Requirement: Every line below is to be copied exactly, with the pictures left out.

Task inputs:
--- start ---
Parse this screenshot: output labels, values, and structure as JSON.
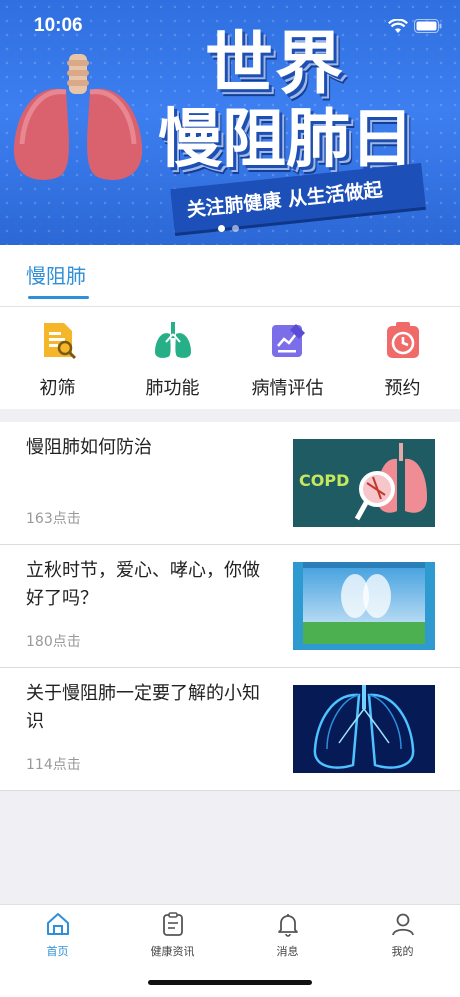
{
  "status_bar": {
    "time": "10:06"
  },
  "banner": {
    "title_line1": "世界",
    "title_line2": "慢阻肺日",
    "slogan": "关注肺健康 从生活做起",
    "page_count": 2,
    "active_page": 1
  },
  "category": {
    "tab_label": "慢阻肺"
  },
  "functions": [
    {
      "label": "初筛",
      "icon": "screening-doc-icon"
    },
    {
      "label": "肺功能",
      "icon": "lungs-icon"
    },
    {
      "label": "病情评估",
      "icon": "assessment-chart-icon"
    },
    {
      "label": "预约",
      "icon": "appointment-clock-icon"
    }
  ],
  "news": [
    {
      "title": "慢阻肺如何防治",
      "clicks": "163点击",
      "thumb_text": "COPD"
    },
    {
      "title": "立秋时节，爱心、哮心，你做好了吗？",
      "clicks": "180点击"
    },
    {
      "title": "关于慢阻肺一定要了解的小知识",
      "clicks": "114点击"
    }
  ],
  "bottom_nav": [
    {
      "label": "首页",
      "icon": "home-icon",
      "active": true
    },
    {
      "label": "健康资讯",
      "icon": "clipboard-icon",
      "active": false
    },
    {
      "label": "消息",
      "icon": "bell-icon",
      "active": false
    },
    {
      "label": "我的",
      "icon": "user-icon",
      "active": false
    }
  ],
  "colors": {
    "accent": "#2f8fd8",
    "banner_blue": "#3d7ff0"
  }
}
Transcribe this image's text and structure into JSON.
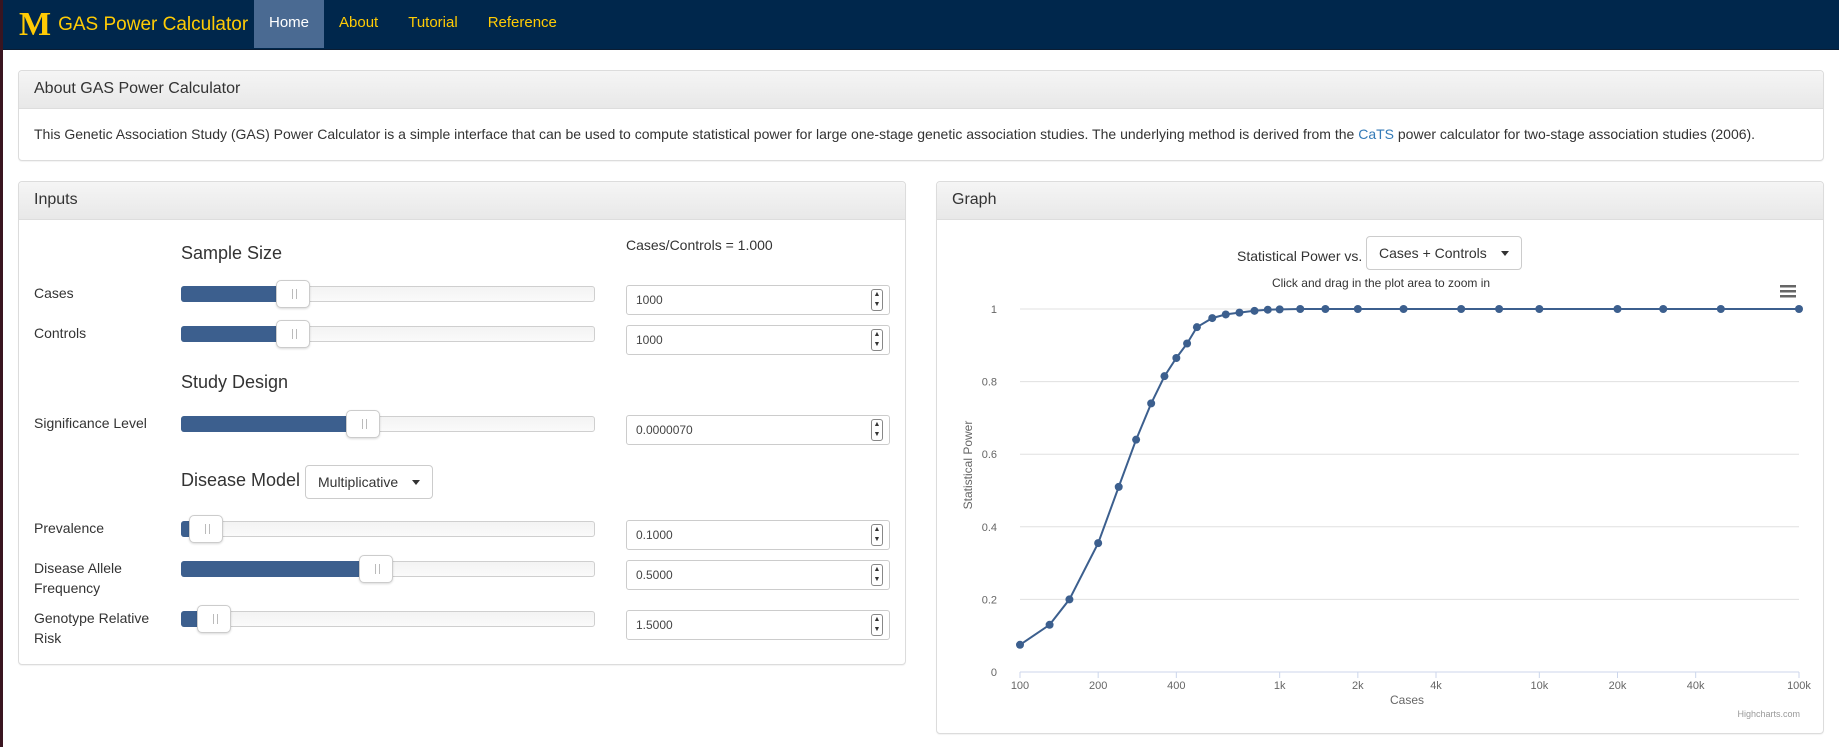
{
  "nav": {
    "logo": "M",
    "title": "GAS Power Calculator",
    "items": [
      {
        "label": "Home",
        "active": true
      },
      {
        "label": "About",
        "active": false
      },
      {
        "label": "Tutorial",
        "active": false
      },
      {
        "label": "Reference",
        "active": false
      }
    ]
  },
  "about": {
    "title": "About GAS Power Calculator",
    "text_before": "This Genetic Association Study (GAS) Power Calculator is a simple interface that can be used to compute statistical power for large one-stage genetic association studies. The underlying method is derived from the ",
    "link": "CaTS",
    "text_after": " power calculator for two-stage association studies (2006)."
  },
  "inputs": {
    "title": "Inputs",
    "sample_size_title": "Sample Size",
    "ratio_text": "Cases/Controls = 1.000",
    "study_design_title": "Study Design",
    "disease_model_title": "Disease Model",
    "disease_model_value": "Multiplicative",
    "fields": {
      "cases": {
        "label": "Cases",
        "value": "1000",
        "fraction": 0.27
      },
      "controls": {
        "label": "Controls",
        "value": "1000",
        "fraction": 0.27
      },
      "significance": {
        "label": "Significance Level",
        "value": "0.0000070",
        "fraction": 0.44
      },
      "prevalence": {
        "label": "Prevalence",
        "value": "0.1000",
        "fraction": 0.06
      },
      "allele_freq": {
        "label": "Disease Allele Frequency",
        "value": "0.5000",
        "fraction": 0.47
      },
      "grr": {
        "label": "Genotype Relative Risk",
        "value": "1.5000",
        "fraction": 0.08
      }
    }
  },
  "graph": {
    "title": "Graph",
    "selector_label": "Statistical Power vs.",
    "selector_value": "Cases + Controls",
    "zoom_hint": "Click and drag in the plot area to zoom in",
    "credits": "Highcharts.com",
    "menu_icon": "hamburger-menu-icon"
  },
  "chart_data": {
    "type": "line",
    "xlabel": "Cases",
    "ylabel": "Statistical Power",
    "xscale": "log",
    "xlim": [
      100,
      100000
    ],
    "ylim": [
      0,
      1
    ],
    "x_ticks": [
      100,
      200,
      400,
      1000,
      2000,
      4000,
      10000,
      20000,
      40000,
      100000
    ],
    "x_tick_labels": [
      "100",
      "200",
      "400",
      "1k",
      "2k",
      "4k",
      "10k",
      "20k",
      "40k",
      "100k"
    ],
    "y_ticks": [
      0,
      0.2,
      0.4,
      0.6,
      0.8,
      1
    ],
    "y_tick_labels": [
      "0",
      "0.2",
      "0.4",
      "0.6",
      "0.8",
      "1"
    ],
    "grid": true,
    "color": "#3c5f8e",
    "series": [
      {
        "x": [
          100,
          130,
          155,
          200,
          240,
          280,
          320,
          360,
          400,
          440,
          480,
          550,
          620,
          700,
          800,
          900,
          1000,
          1200,
          1500,
          2000,
          3000,
          5000,
          7000,
          10000,
          20000,
          30000,
          50000,
          100000
        ],
        "y": [
          0.075,
          0.13,
          0.2,
          0.355,
          0.51,
          0.64,
          0.74,
          0.815,
          0.865,
          0.905,
          0.95,
          0.975,
          0.985,
          0.99,
          0.995,
          0.998,
          0.999,
          1,
          1,
          1,
          1,
          1,
          1,
          1,
          1,
          1,
          1,
          1
        ]
      }
    ]
  }
}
--- end ---
Final result:
Parse this screenshot: output labels, values, and structure as JSON.
{
  "status_bar": {
    "time": "10:06"
  },
  "banner": {
    "title_line1": "世界",
    "title_line2": "慢阻肺日",
    "slogan": "关注肺健康 从生活做起",
    "page_count": 2,
    "active_page": 1
  },
  "category": {
    "tab_label": "慢阻肺"
  },
  "functions": [
    {
      "label": "初筛",
      "icon": "screening-doc-icon"
    },
    {
      "label": "肺功能",
      "icon": "lungs-icon"
    },
    {
      "label": "病情评估",
      "icon": "assessment-chart-icon"
    },
    {
      "label": "预约",
      "icon": "appointment-clock-icon"
    }
  ],
  "news": [
    {
      "title": "慢阻肺如何防治",
      "clicks": "163点击",
      "thumb_text": "COPD"
    },
    {
      "title": "立秋时节，爱心、哮心，你做好了吗？",
      "clicks": "180点击"
    },
    {
      "title": "关于慢阻肺一定要了解的小知识",
      "clicks": "114点击"
    }
  ],
  "bottom_nav": [
    {
      "label": "首页",
      "icon": "home-icon",
      "active": true
    },
    {
      "label": "健康资讯",
      "icon": "clipboard-icon",
      "active": false
    },
    {
      "label": "消息",
      "icon": "bell-icon",
      "active": false
    },
    {
      "label": "我的",
      "icon": "user-icon",
      "active": false
    }
  ],
  "colors": {
    "accent": "#2f8fd8",
    "banner_blue": "#3d7ff0"
  }
}
Transcribe this image's text and structure into JSON.
{
  "nav": {
    "logo": "M",
    "title": "GAS Power Calculator",
    "items": [
      {
        "label": "Home",
        "active": true
      },
      {
        "label": "About",
        "active": false
      },
      {
        "label": "Tutorial",
        "active": false
      },
      {
        "label": "Reference",
        "active": false
      }
    ]
  },
  "about": {
    "title": "About GAS Power Calculator",
    "text_before": "This Genetic Association Study (GAS) Power Calculator is a simple interface that can be used to compute statistical power for large one-stage genetic association studies. The underlying method is derived from the ",
    "link": "CaTS",
    "text_after": " power calculator for two-stage association studies (2006)."
  },
  "inputs": {
    "title": "Inputs",
    "sample_size_title": "Sample Size",
    "ratio_text": "Cases/Controls = 1.000",
    "study_design_title": "Study Design",
    "disease_model_title": "Disease Model",
    "disease_model_value": "Multiplicative",
    "fields": {
      "cases": {
        "label": "Cases",
        "value": "1000",
        "fraction": 0.27
      },
      "controls": {
        "label": "Controls",
        "value": "1000",
        "fraction": 0.27
      },
      "significance": {
        "label": "Significance Level",
        "value": "0.0000070",
        "fraction": 0.44
      },
      "prevalence": {
        "label": "Prevalence",
        "value": "0.1000",
        "fraction": 0.06
      },
      "allele_freq": {
        "label": "Disease Allele Frequency",
        "value": "0.5000",
        "fraction": 0.47
      },
      "grr": {
        "label": "Genotype Relative Risk",
        "value": "1.5000",
        "fraction": 0.08
      }
    }
  },
  "graph": {
    "title": "Graph",
    "selector_label": "Statistical Power vs.",
    "selector_value": "Cases + Controls",
    "zoom_hint": "Click and drag in the plot area to zoom in",
    "credits": "Highcharts.com",
    "menu_icon": "hamburger-menu-icon"
  },
  "chart_data": {
    "type": "line",
    "xlabel": "Cases",
    "ylabel": "Statistical Power",
    "xscale": "log",
    "xlim": [
      100,
      100000
    ],
    "ylim": [
      0,
      1
    ],
    "x_ticks": [
      100,
      200,
      400,
      1000,
      2000,
      4000,
      10000,
      20000,
      40000,
      100000
    ],
    "x_tick_labels": [
      "100",
      "200",
      "400",
      "1k",
      "2k",
      "4k",
      "10k",
      "20k",
      "40k",
      "100k"
    ],
    "y_ticks": [
      0,
      0.2,
      0.4,
      0.6,
      0.8,
      1
    ],
    "y_tick_labels": [
      "0",
      "0.2",
      "0.4",
      "0.6",
      "0.8",
      "1"
    ],
    "grid": true,
    "color": "#3c5f8e",
    "series": [
      {
        "x": [
          100,
          130,
          155,
          200,
          240,
          280,
          320,
          360,
          400,
          440,
          480,
          550,
          620,
          700,
          800,
          900,
          1000,
          1200,
          1500,
          2000,
          3000,
          5000,
          7000,
          10000,
          20000,
          30000,
          50000,
          100000
        ],
        "y": [
          0.075,
          0.13,
          0.2,
          0.355,
          0.51,
          0.64,
          0.74,
          0.815,
          0.865,
          0.905,
          0.95,
          0.975,
          0.985,
          0.99,
          0.995,
          0.998,
          0.999,
          1,
          1,
          1,
          1,
          1,
          1,
          1,
          1,
          1,
          1,
          1
        ]
      }
    ]
  }
}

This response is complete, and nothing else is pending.